From the entries below, gather every line containing the string "Edit".

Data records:

"""

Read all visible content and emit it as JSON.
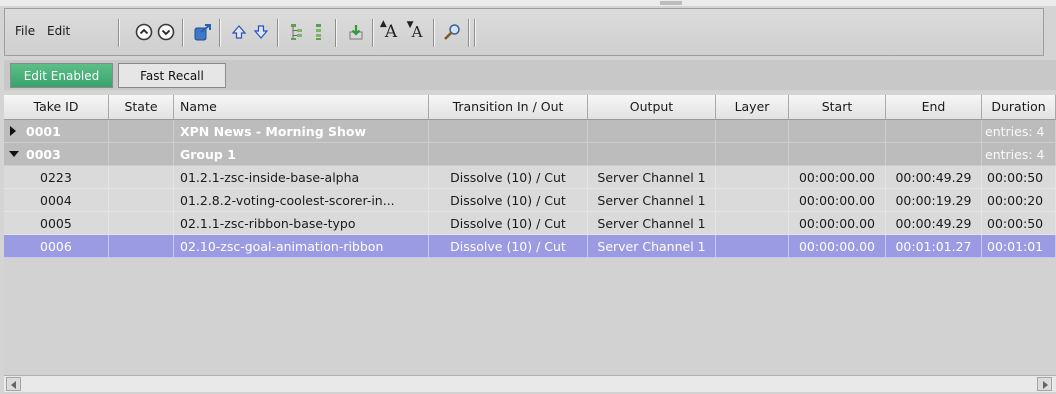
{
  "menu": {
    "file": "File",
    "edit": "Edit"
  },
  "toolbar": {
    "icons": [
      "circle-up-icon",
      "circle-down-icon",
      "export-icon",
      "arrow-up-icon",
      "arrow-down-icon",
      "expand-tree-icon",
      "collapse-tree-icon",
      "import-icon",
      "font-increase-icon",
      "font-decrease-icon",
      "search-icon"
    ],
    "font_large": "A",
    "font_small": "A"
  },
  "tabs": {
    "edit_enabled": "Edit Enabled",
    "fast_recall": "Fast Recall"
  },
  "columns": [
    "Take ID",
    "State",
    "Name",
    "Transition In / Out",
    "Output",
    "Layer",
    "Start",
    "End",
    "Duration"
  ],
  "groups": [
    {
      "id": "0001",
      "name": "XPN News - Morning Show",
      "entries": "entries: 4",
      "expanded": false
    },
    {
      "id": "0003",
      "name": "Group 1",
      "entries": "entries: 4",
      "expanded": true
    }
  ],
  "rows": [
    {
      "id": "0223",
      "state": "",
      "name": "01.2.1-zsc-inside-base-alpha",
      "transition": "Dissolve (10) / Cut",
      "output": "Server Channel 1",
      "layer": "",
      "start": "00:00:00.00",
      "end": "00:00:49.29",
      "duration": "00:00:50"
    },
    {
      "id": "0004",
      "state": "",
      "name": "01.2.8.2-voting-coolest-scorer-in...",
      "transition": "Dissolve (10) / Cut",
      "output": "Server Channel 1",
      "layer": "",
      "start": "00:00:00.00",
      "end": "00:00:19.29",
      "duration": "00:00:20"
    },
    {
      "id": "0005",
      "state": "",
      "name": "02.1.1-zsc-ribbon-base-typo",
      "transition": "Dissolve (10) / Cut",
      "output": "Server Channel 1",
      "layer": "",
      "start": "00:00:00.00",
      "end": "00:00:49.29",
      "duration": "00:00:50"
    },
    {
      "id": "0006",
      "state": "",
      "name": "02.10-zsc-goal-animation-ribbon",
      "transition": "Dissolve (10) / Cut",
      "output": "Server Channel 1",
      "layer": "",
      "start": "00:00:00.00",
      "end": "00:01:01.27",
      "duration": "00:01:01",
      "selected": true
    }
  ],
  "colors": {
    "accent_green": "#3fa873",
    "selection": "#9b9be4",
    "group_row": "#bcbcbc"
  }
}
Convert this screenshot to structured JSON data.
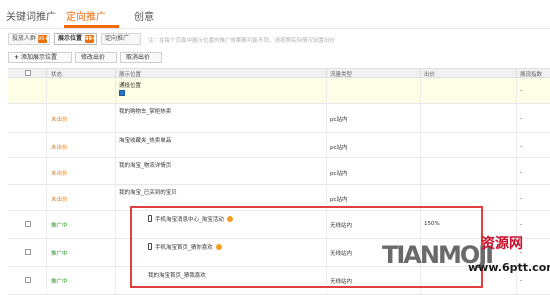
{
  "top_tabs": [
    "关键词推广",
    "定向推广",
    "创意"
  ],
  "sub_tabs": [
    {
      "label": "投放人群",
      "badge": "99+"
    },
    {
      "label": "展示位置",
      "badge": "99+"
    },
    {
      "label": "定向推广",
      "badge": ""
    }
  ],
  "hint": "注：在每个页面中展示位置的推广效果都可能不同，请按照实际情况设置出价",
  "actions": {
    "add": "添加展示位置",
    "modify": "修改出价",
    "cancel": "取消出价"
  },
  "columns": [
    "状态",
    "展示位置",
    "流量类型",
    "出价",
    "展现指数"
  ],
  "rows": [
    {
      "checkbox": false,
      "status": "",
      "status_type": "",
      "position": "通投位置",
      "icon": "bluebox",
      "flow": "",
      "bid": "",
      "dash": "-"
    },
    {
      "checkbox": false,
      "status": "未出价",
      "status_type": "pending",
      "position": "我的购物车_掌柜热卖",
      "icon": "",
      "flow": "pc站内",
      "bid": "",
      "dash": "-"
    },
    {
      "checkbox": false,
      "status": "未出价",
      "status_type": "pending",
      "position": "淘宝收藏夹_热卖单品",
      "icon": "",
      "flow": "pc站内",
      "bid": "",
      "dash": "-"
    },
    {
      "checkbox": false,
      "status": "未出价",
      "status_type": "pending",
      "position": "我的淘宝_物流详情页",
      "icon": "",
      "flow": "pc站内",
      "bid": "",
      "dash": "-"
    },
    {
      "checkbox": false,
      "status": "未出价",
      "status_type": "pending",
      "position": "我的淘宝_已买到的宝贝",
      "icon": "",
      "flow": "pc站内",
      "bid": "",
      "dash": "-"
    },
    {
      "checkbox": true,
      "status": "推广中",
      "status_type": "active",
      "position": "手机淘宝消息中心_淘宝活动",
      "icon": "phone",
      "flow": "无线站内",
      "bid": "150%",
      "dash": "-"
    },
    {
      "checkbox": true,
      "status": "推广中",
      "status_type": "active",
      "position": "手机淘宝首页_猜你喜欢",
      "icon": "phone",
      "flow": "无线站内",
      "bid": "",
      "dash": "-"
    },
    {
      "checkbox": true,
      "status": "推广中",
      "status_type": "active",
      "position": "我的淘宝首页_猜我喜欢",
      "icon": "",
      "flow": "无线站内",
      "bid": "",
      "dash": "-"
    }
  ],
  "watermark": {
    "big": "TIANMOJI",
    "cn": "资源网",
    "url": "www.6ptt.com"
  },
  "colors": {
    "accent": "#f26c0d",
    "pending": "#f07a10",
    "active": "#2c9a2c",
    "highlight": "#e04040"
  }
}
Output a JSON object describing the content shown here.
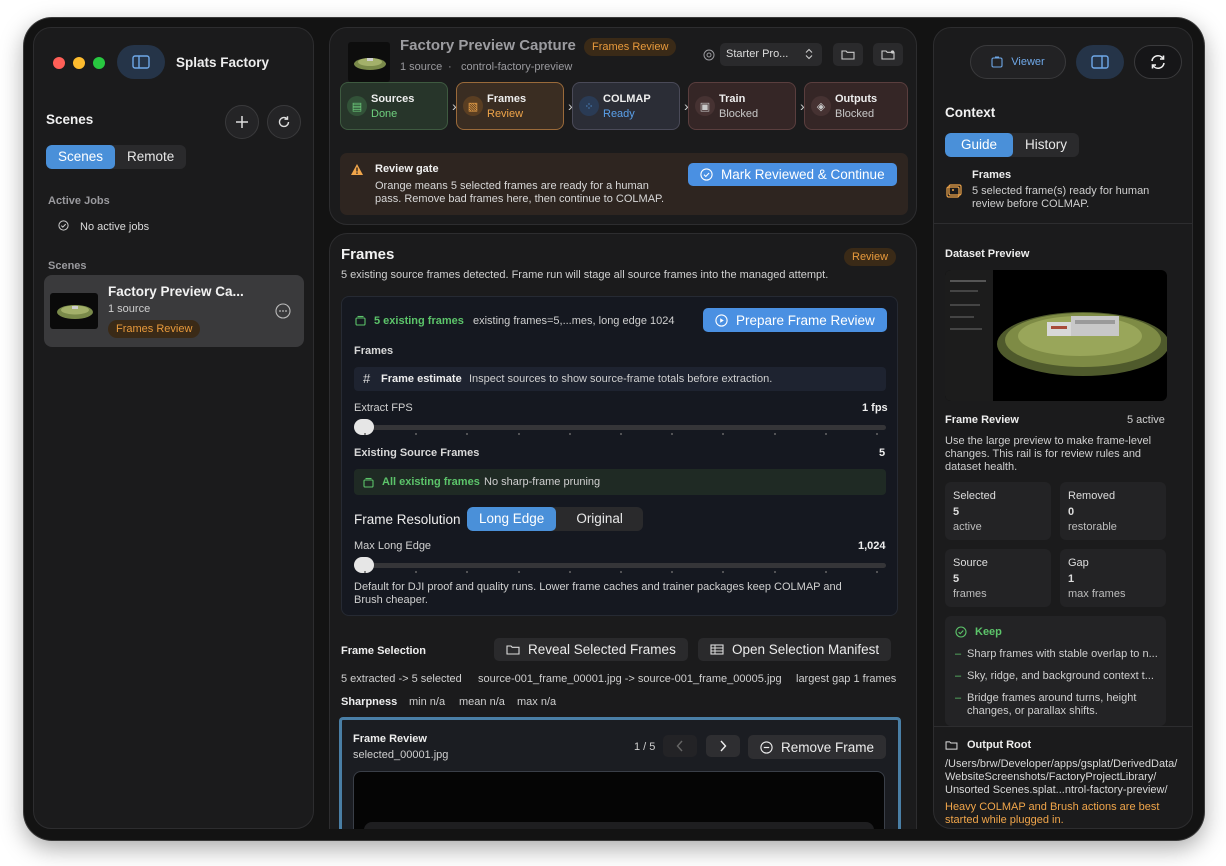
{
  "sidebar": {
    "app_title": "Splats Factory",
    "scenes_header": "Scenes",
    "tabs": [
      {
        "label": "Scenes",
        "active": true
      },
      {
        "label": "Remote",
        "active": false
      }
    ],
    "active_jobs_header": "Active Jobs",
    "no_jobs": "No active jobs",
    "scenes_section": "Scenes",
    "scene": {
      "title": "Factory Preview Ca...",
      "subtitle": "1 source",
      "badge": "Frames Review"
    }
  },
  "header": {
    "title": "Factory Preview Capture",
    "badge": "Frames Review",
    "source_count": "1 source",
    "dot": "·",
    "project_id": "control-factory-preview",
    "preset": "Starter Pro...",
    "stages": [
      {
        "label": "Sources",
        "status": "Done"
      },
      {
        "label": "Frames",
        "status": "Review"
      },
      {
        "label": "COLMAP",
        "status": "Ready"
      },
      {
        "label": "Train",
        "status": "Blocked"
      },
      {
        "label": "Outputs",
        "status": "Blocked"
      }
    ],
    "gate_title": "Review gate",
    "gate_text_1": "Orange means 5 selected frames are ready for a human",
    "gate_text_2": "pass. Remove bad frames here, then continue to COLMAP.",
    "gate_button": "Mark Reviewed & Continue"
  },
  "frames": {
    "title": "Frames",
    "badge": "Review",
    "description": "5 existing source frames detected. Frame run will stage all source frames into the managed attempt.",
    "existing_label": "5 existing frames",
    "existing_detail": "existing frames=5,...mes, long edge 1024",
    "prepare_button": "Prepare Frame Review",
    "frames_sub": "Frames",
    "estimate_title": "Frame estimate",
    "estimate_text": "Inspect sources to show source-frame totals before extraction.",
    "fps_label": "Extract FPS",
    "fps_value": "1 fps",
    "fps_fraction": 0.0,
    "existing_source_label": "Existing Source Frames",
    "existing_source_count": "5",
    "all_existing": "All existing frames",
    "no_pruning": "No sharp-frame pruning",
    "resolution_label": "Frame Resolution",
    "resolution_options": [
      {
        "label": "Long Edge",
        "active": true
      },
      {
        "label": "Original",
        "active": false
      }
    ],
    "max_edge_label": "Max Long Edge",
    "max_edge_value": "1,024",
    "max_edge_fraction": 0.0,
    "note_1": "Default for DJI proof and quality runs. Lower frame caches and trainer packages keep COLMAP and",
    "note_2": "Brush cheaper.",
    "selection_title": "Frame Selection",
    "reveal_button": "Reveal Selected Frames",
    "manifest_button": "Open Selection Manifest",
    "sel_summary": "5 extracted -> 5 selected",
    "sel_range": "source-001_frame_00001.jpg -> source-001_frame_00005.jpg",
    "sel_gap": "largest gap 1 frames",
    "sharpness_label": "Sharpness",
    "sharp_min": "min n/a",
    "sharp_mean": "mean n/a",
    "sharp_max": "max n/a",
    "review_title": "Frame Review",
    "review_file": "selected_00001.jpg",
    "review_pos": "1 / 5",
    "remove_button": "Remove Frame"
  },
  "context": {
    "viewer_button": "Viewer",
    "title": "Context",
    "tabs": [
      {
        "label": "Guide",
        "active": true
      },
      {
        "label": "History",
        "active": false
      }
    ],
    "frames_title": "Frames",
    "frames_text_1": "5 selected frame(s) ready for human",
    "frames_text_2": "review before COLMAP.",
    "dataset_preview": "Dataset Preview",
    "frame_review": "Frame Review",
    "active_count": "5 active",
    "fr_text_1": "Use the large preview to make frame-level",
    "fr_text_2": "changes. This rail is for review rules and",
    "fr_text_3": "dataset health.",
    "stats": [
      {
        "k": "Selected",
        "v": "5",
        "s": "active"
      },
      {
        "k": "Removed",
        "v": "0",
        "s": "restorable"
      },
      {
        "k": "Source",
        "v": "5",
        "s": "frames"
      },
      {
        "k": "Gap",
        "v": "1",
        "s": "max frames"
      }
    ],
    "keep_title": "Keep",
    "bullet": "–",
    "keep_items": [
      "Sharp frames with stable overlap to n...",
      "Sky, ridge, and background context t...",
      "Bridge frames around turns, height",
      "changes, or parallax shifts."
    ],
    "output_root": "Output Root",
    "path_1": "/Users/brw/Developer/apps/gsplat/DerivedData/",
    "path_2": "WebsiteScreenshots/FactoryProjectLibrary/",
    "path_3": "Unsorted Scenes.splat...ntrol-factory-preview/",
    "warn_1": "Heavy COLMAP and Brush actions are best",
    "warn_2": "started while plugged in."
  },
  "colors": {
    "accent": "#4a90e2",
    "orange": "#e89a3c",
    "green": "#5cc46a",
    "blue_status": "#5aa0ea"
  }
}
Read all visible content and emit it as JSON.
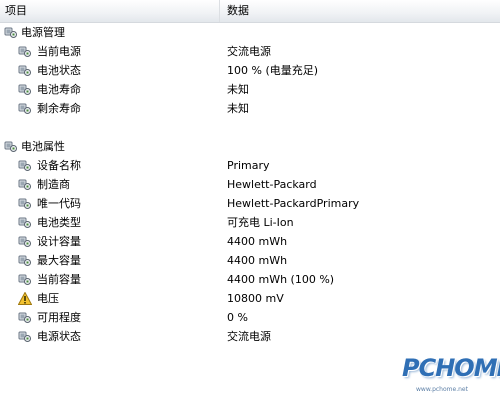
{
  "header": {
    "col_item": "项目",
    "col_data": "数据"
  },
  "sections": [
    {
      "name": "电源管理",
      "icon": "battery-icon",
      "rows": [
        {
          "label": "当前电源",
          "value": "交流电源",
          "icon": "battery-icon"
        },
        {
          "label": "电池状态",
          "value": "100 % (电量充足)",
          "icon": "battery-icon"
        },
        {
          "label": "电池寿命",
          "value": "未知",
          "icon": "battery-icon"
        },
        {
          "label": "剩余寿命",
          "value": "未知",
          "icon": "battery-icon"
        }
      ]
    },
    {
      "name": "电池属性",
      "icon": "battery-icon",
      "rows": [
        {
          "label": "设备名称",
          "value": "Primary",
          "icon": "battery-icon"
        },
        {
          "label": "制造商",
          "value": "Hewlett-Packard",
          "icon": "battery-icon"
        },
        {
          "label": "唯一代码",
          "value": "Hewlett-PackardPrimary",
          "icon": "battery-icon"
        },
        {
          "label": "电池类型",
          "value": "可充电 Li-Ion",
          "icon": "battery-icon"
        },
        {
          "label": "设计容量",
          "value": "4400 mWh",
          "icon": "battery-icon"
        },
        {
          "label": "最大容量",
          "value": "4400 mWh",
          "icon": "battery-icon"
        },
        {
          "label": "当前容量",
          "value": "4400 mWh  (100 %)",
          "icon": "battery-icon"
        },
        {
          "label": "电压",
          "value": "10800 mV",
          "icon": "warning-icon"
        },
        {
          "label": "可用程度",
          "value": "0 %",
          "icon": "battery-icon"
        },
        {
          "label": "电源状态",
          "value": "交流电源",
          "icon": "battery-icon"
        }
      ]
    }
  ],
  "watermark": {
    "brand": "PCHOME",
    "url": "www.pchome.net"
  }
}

"""

=== Solution below ===
    "edit": "Edit"
    "edit_enabled": "Edit Enabled",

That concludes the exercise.